** Task to complete **
Can the data below be echoed back word for word?

A run of records
^^^^

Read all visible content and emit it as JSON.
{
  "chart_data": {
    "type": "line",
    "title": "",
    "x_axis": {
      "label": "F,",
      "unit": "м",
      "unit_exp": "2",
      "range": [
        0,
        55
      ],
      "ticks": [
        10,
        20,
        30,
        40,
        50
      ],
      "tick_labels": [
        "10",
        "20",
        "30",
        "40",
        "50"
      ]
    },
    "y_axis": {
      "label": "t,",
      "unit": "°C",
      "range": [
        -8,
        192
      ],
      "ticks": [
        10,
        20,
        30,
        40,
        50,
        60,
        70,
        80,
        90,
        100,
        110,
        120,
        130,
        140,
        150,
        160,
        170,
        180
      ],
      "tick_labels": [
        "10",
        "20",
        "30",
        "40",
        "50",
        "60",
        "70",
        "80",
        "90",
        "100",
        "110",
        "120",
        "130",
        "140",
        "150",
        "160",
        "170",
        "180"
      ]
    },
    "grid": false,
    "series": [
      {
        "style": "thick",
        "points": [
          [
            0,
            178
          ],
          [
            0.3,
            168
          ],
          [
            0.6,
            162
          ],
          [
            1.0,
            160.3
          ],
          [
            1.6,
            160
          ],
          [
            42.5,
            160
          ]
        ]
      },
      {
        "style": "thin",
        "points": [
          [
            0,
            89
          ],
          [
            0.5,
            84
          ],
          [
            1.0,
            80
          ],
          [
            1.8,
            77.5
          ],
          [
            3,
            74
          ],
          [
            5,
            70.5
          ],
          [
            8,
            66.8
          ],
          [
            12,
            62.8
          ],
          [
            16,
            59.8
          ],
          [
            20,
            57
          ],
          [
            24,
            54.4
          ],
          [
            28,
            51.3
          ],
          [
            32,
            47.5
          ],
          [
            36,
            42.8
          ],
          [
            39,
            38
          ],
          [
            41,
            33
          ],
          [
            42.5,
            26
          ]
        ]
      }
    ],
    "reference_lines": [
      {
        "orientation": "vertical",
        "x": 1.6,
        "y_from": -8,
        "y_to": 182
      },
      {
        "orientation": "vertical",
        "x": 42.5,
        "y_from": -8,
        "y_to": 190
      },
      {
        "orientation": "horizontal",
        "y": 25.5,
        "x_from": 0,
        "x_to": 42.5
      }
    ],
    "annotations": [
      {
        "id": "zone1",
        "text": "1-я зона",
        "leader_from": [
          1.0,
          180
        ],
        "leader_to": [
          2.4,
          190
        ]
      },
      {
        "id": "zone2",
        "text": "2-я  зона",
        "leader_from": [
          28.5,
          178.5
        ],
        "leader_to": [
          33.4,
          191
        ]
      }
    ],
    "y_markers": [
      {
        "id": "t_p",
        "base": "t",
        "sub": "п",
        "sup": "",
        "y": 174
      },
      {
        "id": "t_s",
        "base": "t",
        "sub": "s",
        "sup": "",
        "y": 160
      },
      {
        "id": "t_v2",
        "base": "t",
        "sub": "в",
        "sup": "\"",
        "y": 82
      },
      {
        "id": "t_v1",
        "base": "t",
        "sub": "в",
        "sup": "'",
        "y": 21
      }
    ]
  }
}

^^^^

** Result of the task **
Read all visible content and emit it as JSON.
{
  "chart_data": {
    "type": "line",
    "title": "",
    "x_axis": {
      "label": "F,",
      "unit": "м",
      "unit_exp": "2",
      "range": [
        0,
        55
      ],
      "ticks": [
        10,
        20,
        30,
        40,
        50
      ],
      "tick_labels": [
        "10",
        "20",
        "30",
        "40",
        "50"
      ]
    },
    "y_axis": {
      "label": "t,",
      "unit": "°C",
      "range": [
        -8,
        192
      ],
      "ticks": [
        10,
        20,
        30,
        40,
        50,
        60,
        70,
        80,
        90,
        100,
        110,
        120,
        130,
        140,
        150,
        160,
        170,
        180
      ],
      "tick_labels": [
        "10",
        "20",
        "30",
        "40",
        "50",
        "60",
        "70",
        "80",
        "90",
        "100",
        "110",
        "120",
        "130",
        "140",
        "150",
        "160",
        "170",
        "180"
      ]
    },
    "grid": false,
    "series": [
      {
        "style": "thick",
        "points": [
          [
            0,
            178
          ],
          [
            0.3,
            168
          ],
          [
            0.6,
            162
          ],
          [
            1.0,
            160.3
          ],
          [
            1.6,
            160
          ],
          [
            42.5,
            160
          ]
        ]
      },
      {
        "style": "thin",
        "points": [
          [
            0,
            89
          ],
          [
            0.5,
            84
          ],
          [
            1.0,
            80
          ],
          [
            1.8,
            77.5
          ],
          [
            3,
            74
          ],
          [
            5,
            70.5
          ],
          [
            8,
            66.8
          ],
          [
            12,
            62.8
          ],
          [
            16,
            59.8
          ],
          [
            20,
            57
          ],
          [
            24,
            54.4
          ],
          [
            28,
            51.3
          ],
          [
            32,
            47.5
          ],
          [
            36,
            42.8
          ],
          [
            39,
            38
          ],
          [
            41,
            33
          ],
          [
            42.5,
            26
          ]
        ]
      }
    ],
    "reference_lines": [
      {
        "orientation": "vertical",
        "x": 1.6,
        "y_from": -8,
        "y_to": 182
      },
      {
        "orientation": "vertical",
        "x": 42.5,
        "y_from": -8,
        "y_to": 190
      },
      {
        "orientation": "horizontal",
        "y": 25.5,
        "x_from": 0,
        "x_to": 42.5
      }
    ],
    "annotations": [
      {
        "id": "zone1",
        "text": "1-я зона",
        "leader_from": [
          1.0,
          180
        ],
        "leader_to": [
          2.4,
          190
        ]
      },
      {
        "id": "zone2",
        "text": "2-я  зона",
        "leader_from": [
          28.5,
          178.5
        ],
        "leader_to": [
          33.4,
          191
        ]
      }
    ],
    "y_markers": [
      {
        "id": "t_p",
        "base": "t",
        "sub": "п",
        "sup": "",
        "y": 174
      },
      {
        "id": "t_s",
        "base": "t",
        "sub": "s",
        "sup": "",
        "y": 160
      },
      {
        "id": "t_v2",
        "base": "t",
        "sub": "в",
        "sup": "\"",
        "y": 82
      },
      {
        "id": "t_v1",
        "base": "t",
        "sub": "в",
        "sup": "'",
        "y": 21
      }
    ]
  }
}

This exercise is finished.